-- Your instructions --
Scan the entries below for the word "диапазоне". Copy each line that has it.

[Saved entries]
━━━━━━━━━━━━━━━━━━━━

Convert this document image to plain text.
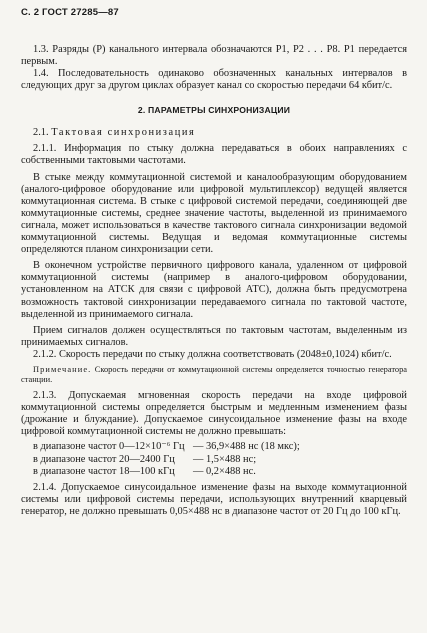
С. 2 ГОСТ 27285—87

1.3. Разряды (P) канального интервала обозначаются Р1, Р2 . . . Р8. Р1 передается первым.

1.4. Последовательность одинаково обозначенных канальных интервалов в следующих друг за другом циклах образует канал со скоростью передачи 64 кбит/с.

2. ПАРАМЕТРЫ СИНХРОНИЗАЦИИ
2.1. Тактовая синхронизация

2.1.1. Информация по стыку должна передаваться в обоих направлениях с собственными тактовыми частотами.

В стыке между коммутационной системой и каналообразующим оборудованием (аналого-цифровое оборудование или цифровой мультиплексор) ведущей является коммутационная система. В стыке с цифровой системой передачи, соединяющей две коммутационные системы, среднее значение частоты, выделенной из принимаемого сигнала, может использоваться в качестве тактового сигнала синхронизации ведомой коммутационной системы. Ведущая и ведомая коммутационные системы определяются планом синхронизации сети.

В оконечном устройстве первичного цифрового канала, удаленном от цифровой коммутационной системы (например в аналого-цифровом оборудовании, установленном на АТСК для связи с цифровой АТС), должна быть предусмотрена возможность тактовой синхронизации передаваемого сигнала по тактовой частоте, выделенной из принимаемого сигнала.

Прием сигналов должен осуществляться по тактовым частотам, выделенным из принимаемых сигналов.

2.1.2. Скорость передачи по стыку должна соответствовать (2048±0,1024) кбит/с.

Примечание. Скорость передачи от коммутационной системы определяется точностью генератора станции.

2.1.3. Допускаемая мгновенная скорость передачи на входе цифровой коммутационной системы определяется быстрым и медленным изменением фазы (дрожание и блуждание). Допускаемое синусоидальное изменение фазы на входе цифровой коммутационной системы не должно превышать:

в диапазоне частот 0—12×10⁻⁶ Гц — 36,9×488 нс (18 мкс);
в диапазоне частот 20—2400 Гц	— 1,5×488 нс;
в диапазоне частот 18—100 кГц	— 0,2×488 нс.

2.1.4. Допускаемое синусоидальное изменение фазы на выходе коммутационной системы или цифровой системы передачи, использующих внутренний кварцевый генератор, не должно превышать 0,05×488 нс в диапазоне частот от 20 Гц до 100 кГц.
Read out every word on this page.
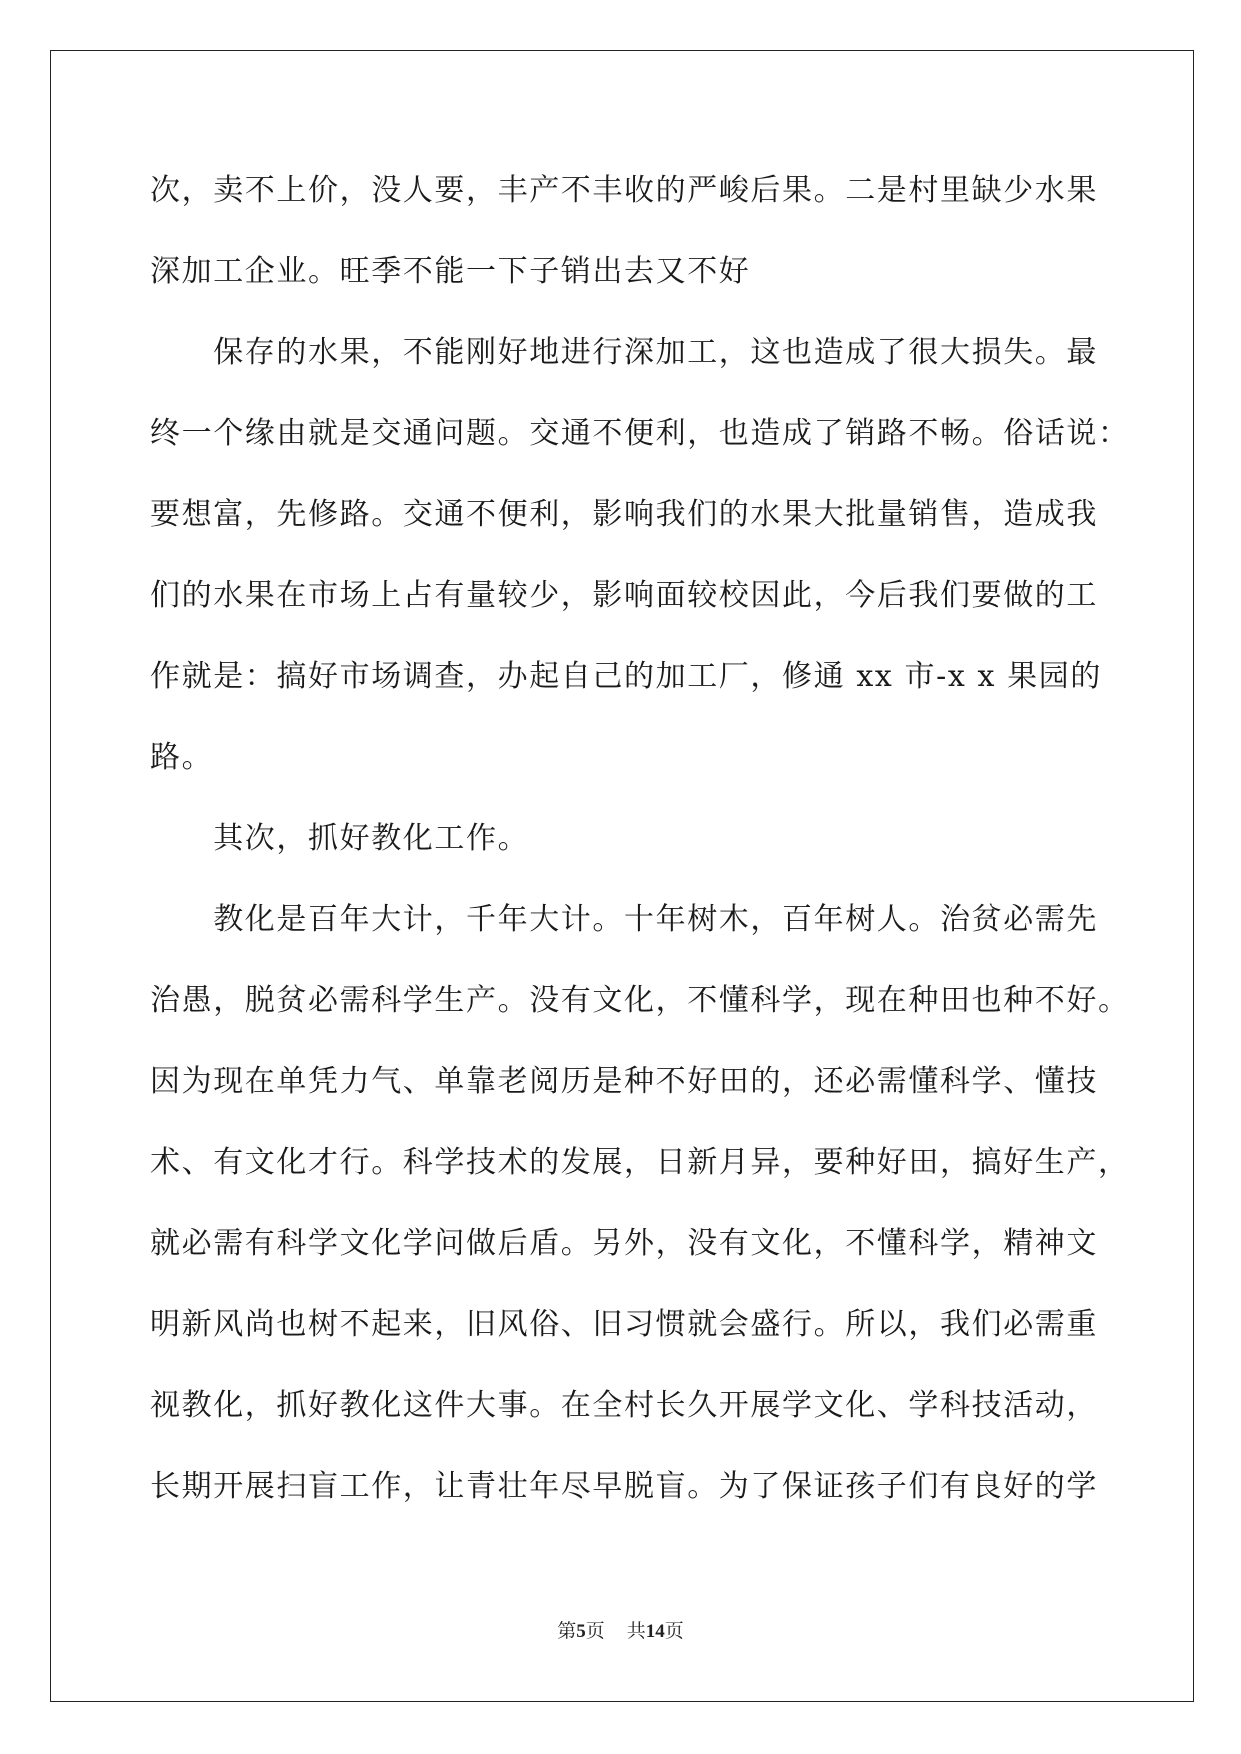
次，卖不上价，没人要，丰产不丰收的严峻后果。二是村里缺少水果
深加工企业。旺季不能一下子销出去又不好
　　保存的水果，不能刚好地进行深加工，这也造成了很大损失。最
终一个缘由就是交通问题。交通不便利，也造成了销路不畅。俗话说：
要想富，先修路。交通不便利，影响我们的水果大批量销售，造成我
们的水果在市场上占有量较少，影响面较校因此，今后我们要做的工
作就是：搞好市场调查，办起自己的加工厂，修通 xx 市-x x 果园的
路。
　　其次，抓好教化工作。
　　教化是百年大计，千年大计。十年树木，百年树人。治贫必需先
治愚，脱贫必需科学生产。没有文化，不懂科学，现在种田也种不好。
因为现在单凭力气、单靠老阅历是种不好田的，还必需懂科学、懂技
术、有文化才行。科学技术的发展，日新月异，要种好田，搞好生产，
就必需有科学文化学问做后盾。另外，没有文化，不懂科学，精神文
明新风尚也树不起来，旧风俗、旧习惯就会盛行。所以，我们必需重
视教化，抓好教化这件大事。在全村长久开展学文化、学科技活动，
长期开展扫盲工作，让青壮年尽早脱盲。为了保证孩子们有良好的学
第5页 共14页
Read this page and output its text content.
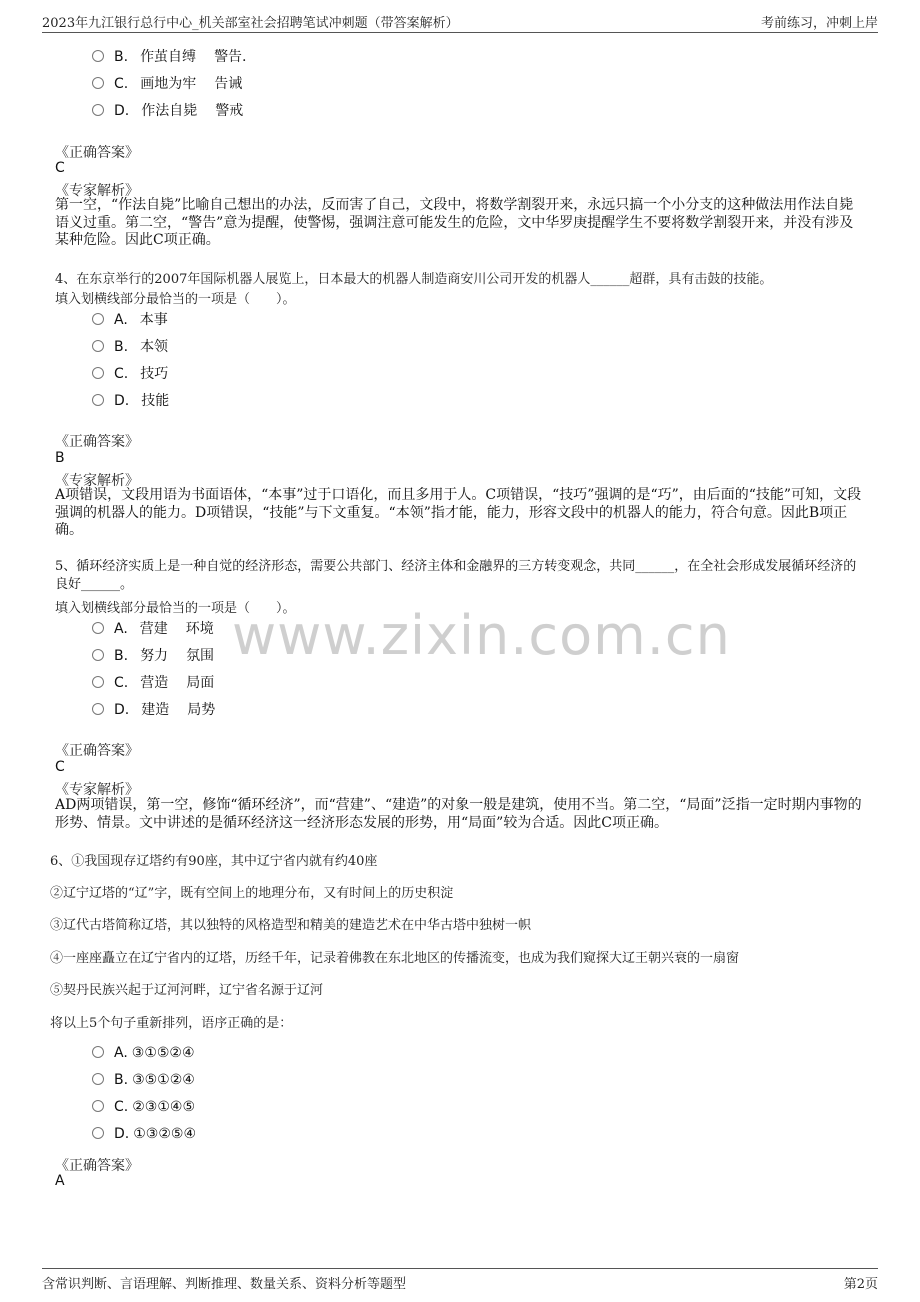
2023年九江银行总行中心_机关部室社会招聘笔试冲刺题（带答案解析）	考前练习，冲刺上岸
www.zixin.com.cn
B. 作茧自缚 警告.
C. 画地为牢 告诫
D. 作法自毙 警戒
《正确答案》
C
《专家解析》
第一空，“作法自毙”比喻自己想出的办法，反而害了自己，文段中，将数学割裂开来，永远只搞一个小分支的这种做法用作法自毙语义过重。第二空，“警告”意为提醒，使警惕，强调注意可能发生的危险，文中华罗庚提醒学生不要将数学割裂开来，并没有涉及某种危险。因此C项正确。
4、在东京举行的2007年国际机器人展览上，日本最大的机器人制造商安川公司开发的机器人______超群，具有击鼓的技能。
填入划横线部分最恰当的一项是（　　）。
A. 本事
B. 本领
C. 技巧
D. 技能
《正确答案》
B
《专家解析》
A项错误，文段用语为书面语体，“本事”过于口语化，而且多用于人。C项错误，“技巧”强调的是“巧”，由后面的“技能”可知，文段强调的机器人的能力。D项错误，“技能”与下文重复。“本领”指才能，能力，形容文段中的机器人的能力，符合句意。因此B项正确。
5、循环经济实质上是一种自觉的经济形态，需要公共部门、经济主体和金融界的三方转变观念，共同______，在全社会形成发展循环经济的良好______。
填入划横线部分最恰当的一项是（　　）。
A. 营建 环境
B. 努力 氛围
C. 营造 局面
D. 建造 局势
《正确答案》
C
《专家解析》
AD两项错误，第一空，修饰“循环经济”，而“营建”、“建造”的对象一般是建筑，使用不当。第二空，“局面”泛指一定时期内事物的形势、情景。文中讲述的是循环经济这一经济形态发展的形势，用“局面”较为合适。因此C项正确。
6、①我国现存辽塔约有90座，其中辽宁省内就有约40座
②辽宁辽塔的“辽”字，既有空间上的地理分布，又有时间上的历史积淀
③辽代古塔简称辽塔，其以独特的风格造型和精美的建造艺术在中华古塔中独树一帜
④一座座矗立在辽宁省内的辽塔，历经千年，记录着佛教在东北地区的传播流变，也成为我们窥探大辽王朝兴衰的一扇窗
⑤契丹民族兴起于辽河河畔，辽宁省名源于辽河
将以上5个句子重新排列，语序正确的是：
A. ③①⑤②④
B. ③⑤①②④
C. ②③①④⑤
D. ①③②⑤④
《正确答案》
A
含常识判断、言语理解、判断推理、数量关系、资料分析等题型	第2页
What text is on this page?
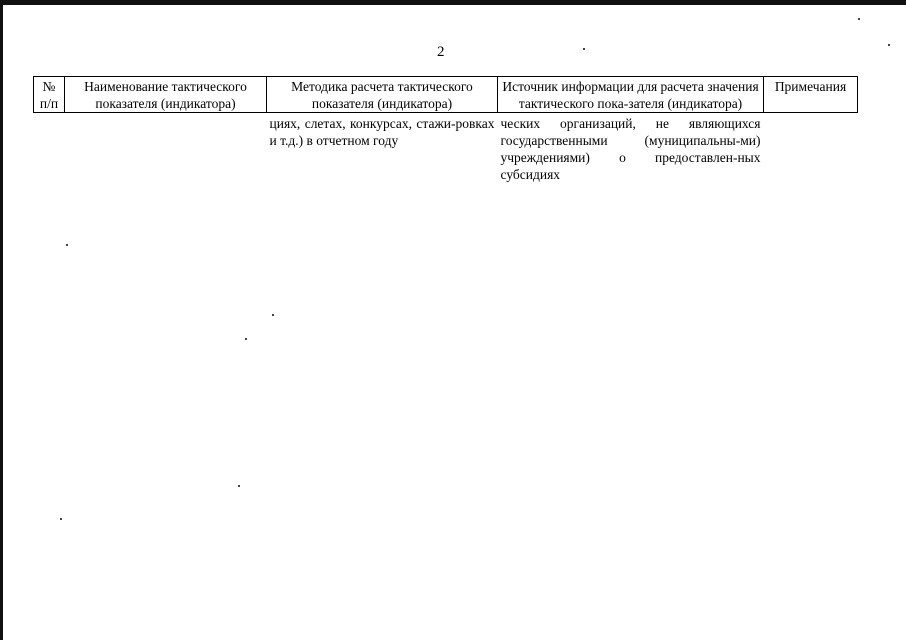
2
№ п/п	Наименование тактического показателя (индикатора)	Методика расчета тактического показателя (индикатора)	Источник информации для расчета значения тактического пока-зателя (индикатора)	Примечания
		циях, слетах, конкурсах, стажи-ровках и т.д.) в отчетном году	ческих организаций, не являющихся государственными (муниципальны-ми) учреждениями) о предоставлен-ных субсидиях	
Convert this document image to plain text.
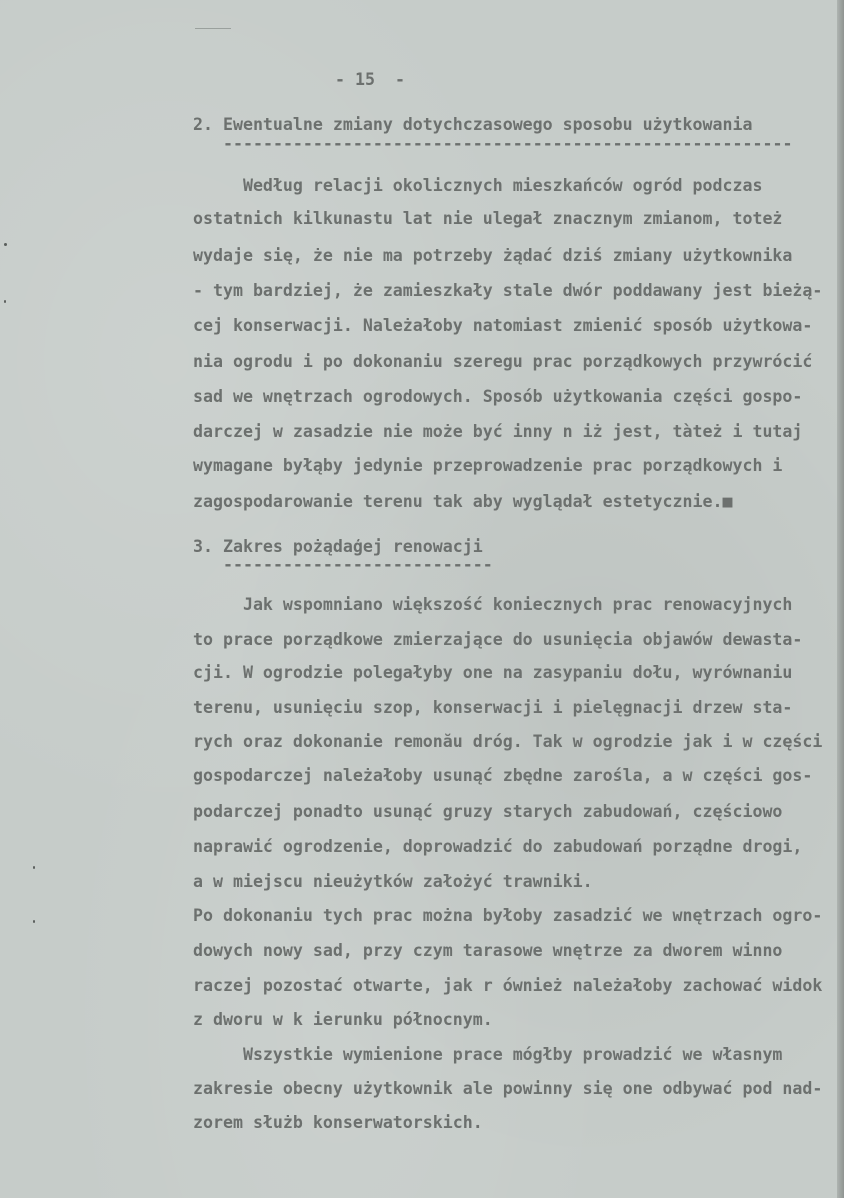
- 15  -
2. Ewentualne zmiany dotychczasowego sposobu użytkowania
---------------------------------------------------------
Według relacji okolicznych mieszkańców ogród podczas
ostatnich kilkunastu lat nie ulegał znacznym zmianom, toteż
wydaje się, że nie ma potrzeby żądać dziś zmiany użytkownika
- tym bardziej, że zamieszkały stale dwór poddawany jest bieżą-
cej konserwacji. Należałoby natomiast zmienić sposób użytkowa-
nia ogrodu i po dokonaniu szeregu prac porządkowych przywrócić
sad we wnętrzach ogrodowych. Sposób użytkowania części gospo-
darczej w zasadzie nie może być inny n iż jest, tàteż i tutaj
wymagane byłąby jedynie przeprowadzenie prac porządkowych i
zagospodarowanie terenu tak aby wyglądał estetycznie.■
3. Zakres pożądaģej renowacji
---------------------------
Jak wspomniano większość koniecznych prac renowacyjnych
to prace porządkowe zmierzające do usunięcia objawów dewasta-
cji. W ogrodzie polegałyby one na zasypaniu dołu, wyrównaniu
terenu, usunięciu szop, konserwacji i pielęgnacji drzew sta-
rych oraz dokonanie remonău dróg. Tak w ogrodzie jak i w części
gospodarczej należałoby usunąć zbędne zarośla, a w części gos-
podarczej ponadto usunąć gruzy starych zabudowań, częściowo
naprawić ogrodzenie, doprowadzić do zabudowań porządne drogi,
a w miejscu nieużytków założyć trawniki.
Po dokonaniu tych prac można byłoby zasadzić we wnętrzach ogro-
dowych nowy sad, przy czym tarasowe wnętrze za dworem winno
raczej pozostać otwarte, jak r ównież należałoby zachować widok
z dworu w k ierunku północnym.
Wszystkie wymienione prace mógłby prowadzić we własnym
zakresie obecny użytkownik ale powinny się one odbywać pod nad-
zorem służb konserwatorskich.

━━━━━━━━━━━━━━━━━━━━

-- Expected answer --
в диапазоне частот 0—12×10⁻⁶ Гц — 36,9×488 нс (18 мкс);
в диапазоне частот 20—2400 Гц	— 1,5×488 нс;
в диапазоне частот 18—100 кГц	— 0,2×488 нс.
2.1.4. Допускаемое синусоидальное изменение фазы на выходе коммутационной системы или цифровой системы передачи, использующих внутренний кварцевый генератор, не должно превышать 0,05×488 нс в диапазоне частот от 20 Гц до 100 кГц.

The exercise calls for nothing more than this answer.